*WHAT IS BEING ASKED*:
Say how many lines of the listing below contain "views", giving the number and nothing else.

*MATERIAL FOR THIS TASK*:
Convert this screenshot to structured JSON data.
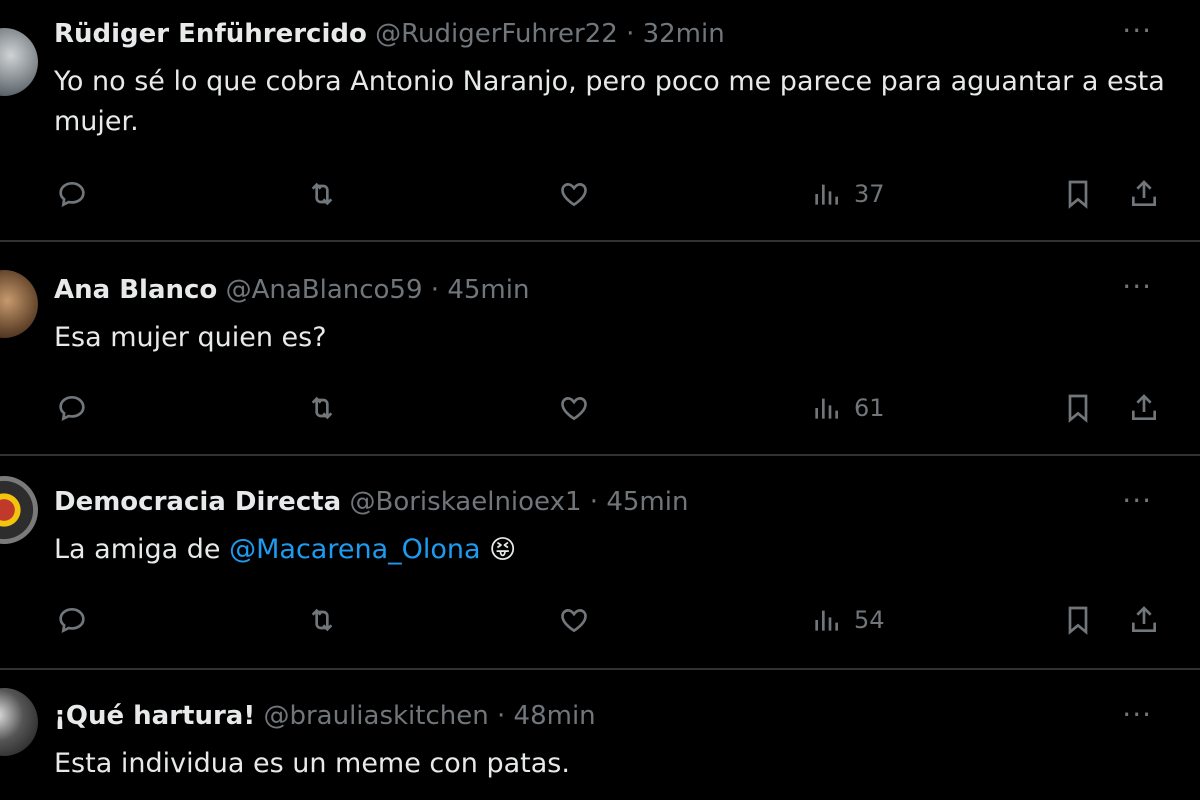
{
  "tweets": [
    {
      "name": "Rüdiger Enführercido",
      "handle": "@RudigerFuhrer22",
      "separator": "·",
      "time": "32min",
      "text": "Yo no sé lo que cobra Antonio Naranjo, pero poco me parece para aguantar a esta mujer.",
      "views": "37"
    },
    {
      "name": "Ana Blanco",
      "handle": "@AnaBlanco59",
      "separator": "·",
      "time": "45min",
      "text": "Esa mujer quien es?",
      "views": "61"
    },
    {
      "name": "Democracia Directa",
      "handle": "@Boriskaelnioex1",
      "separator": "·",
      "time": "45min",
      "text_before": "La amiga de ",
      "mention": "@Macarena_Olona",
      "emoji": "😝",
      "views": "54"
    },
    {
      "name": "¡Qué hartura!",
      "handle": "@brauliaskitchen",
      "separator": "·",
      "time": "48min",
      "text": "Esta individua es un meme con patas."
    }
  ],
  "more_label": "···",
  "icons": {
    "reply": "reply-icon",
    "retweet": "retweet-icon",
    "like": "heart-icon",
    "views": "views-icon",
    "bookmark": "bookmark-icon",
    "share": "share-icon"
  },
  "colors": {
    "background": "#000000",
    "text": "#e7e9ea",
    "muted": "#71767b",
    "link": "#1d9bf0",
    "divider": "#2f3336"
  }
}
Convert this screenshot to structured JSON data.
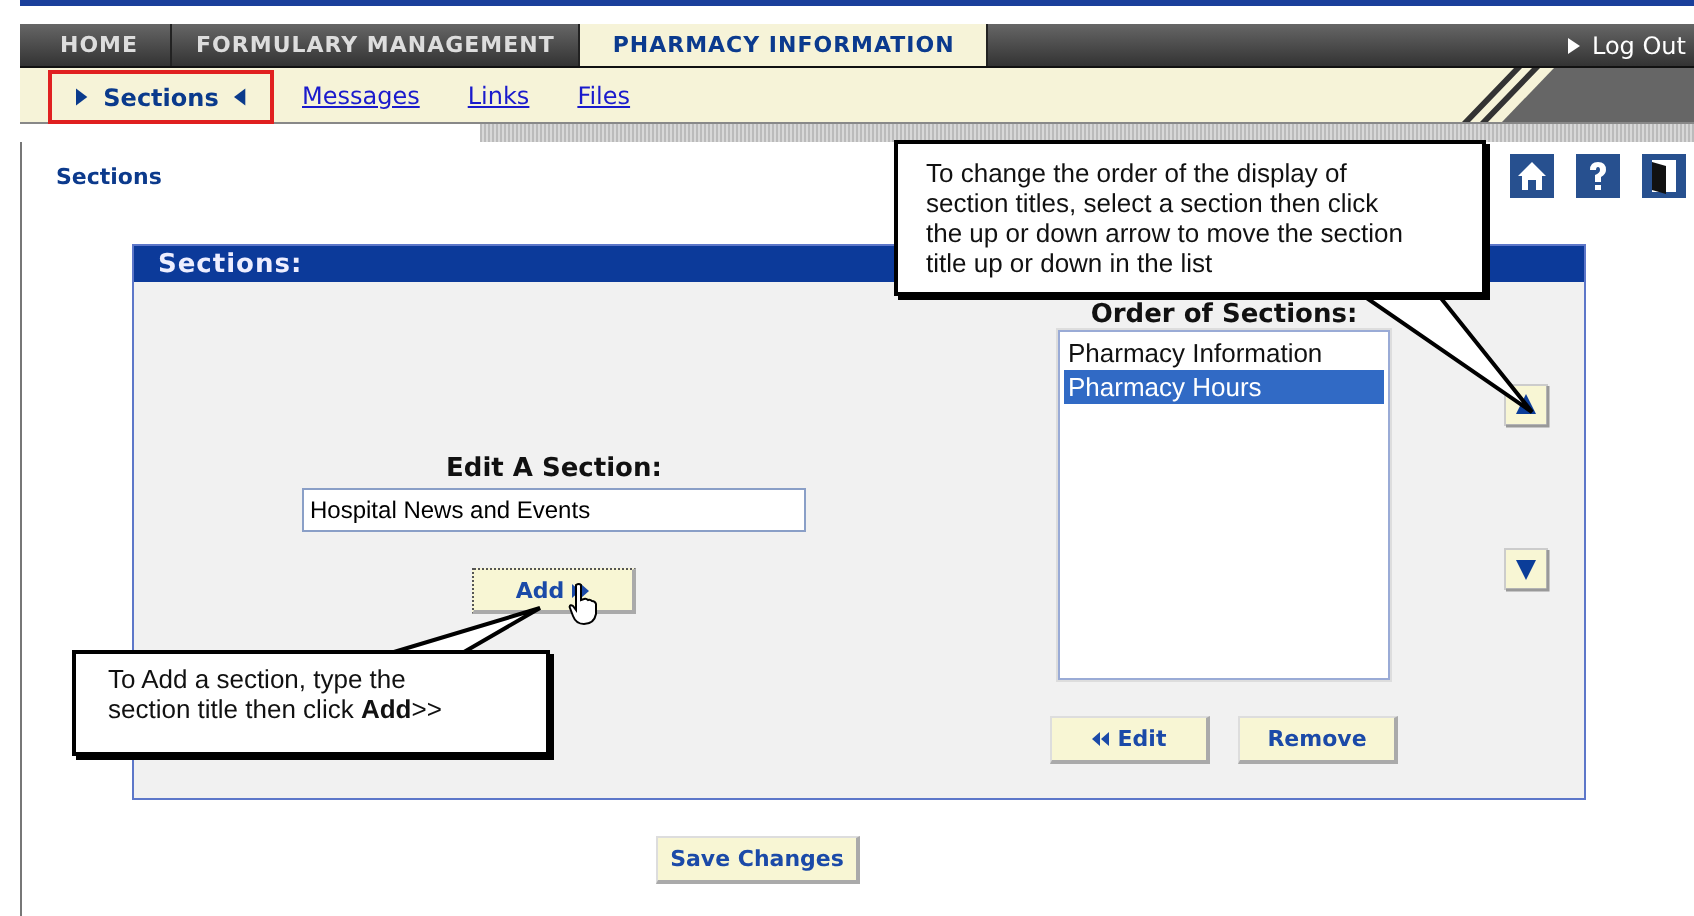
{
  "tabs": [
    {
      "label": "HOME",
      "selected": false
    },
    {
      "label": "FORMULARY MANAGEMENT",
      "selected": false
    },
    {
      "label": "PHARMACY INFORMATION",
      "selected": true
    }
  ],
  "logout": "Log Out",
  "subnav": [
    {
      "label": "Sections",
      "selected": true
    },
    {
      "label": "Messages",
      "selected": false
    },
    {
      "label": "Links",
      "selected": false
    },
    {
      "label": "Files",
      "selected": false
    }
  ],
  "page_title": "Sections",
  "panel": {
    "title": "Sections:",
    "edit_label": "Edit A Section:",
    "edit_value": "Hospital News and Events",
    "add_button": "Add",
    "order_label": "Order of Sections:",
    "sections": [
      {
        "label": "Pharmacy Information",
        "selected": false
      },
      {
        "label": "Pharmacy Hours",
        "selected": true
      }
    ],
    "edit_button": "Edit",
    "remove_button": "Remove"
  },
  "save_button": "Save Changes",
  "callouts": [
    "To change the order of the display of section titles, select a section then click the up or down arrow to move the section title up or down in the list",
    "To Add a section, type the section title then click **Add**>>"
  ]
}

*RESPONSE TO THIS EXERCISE*:
4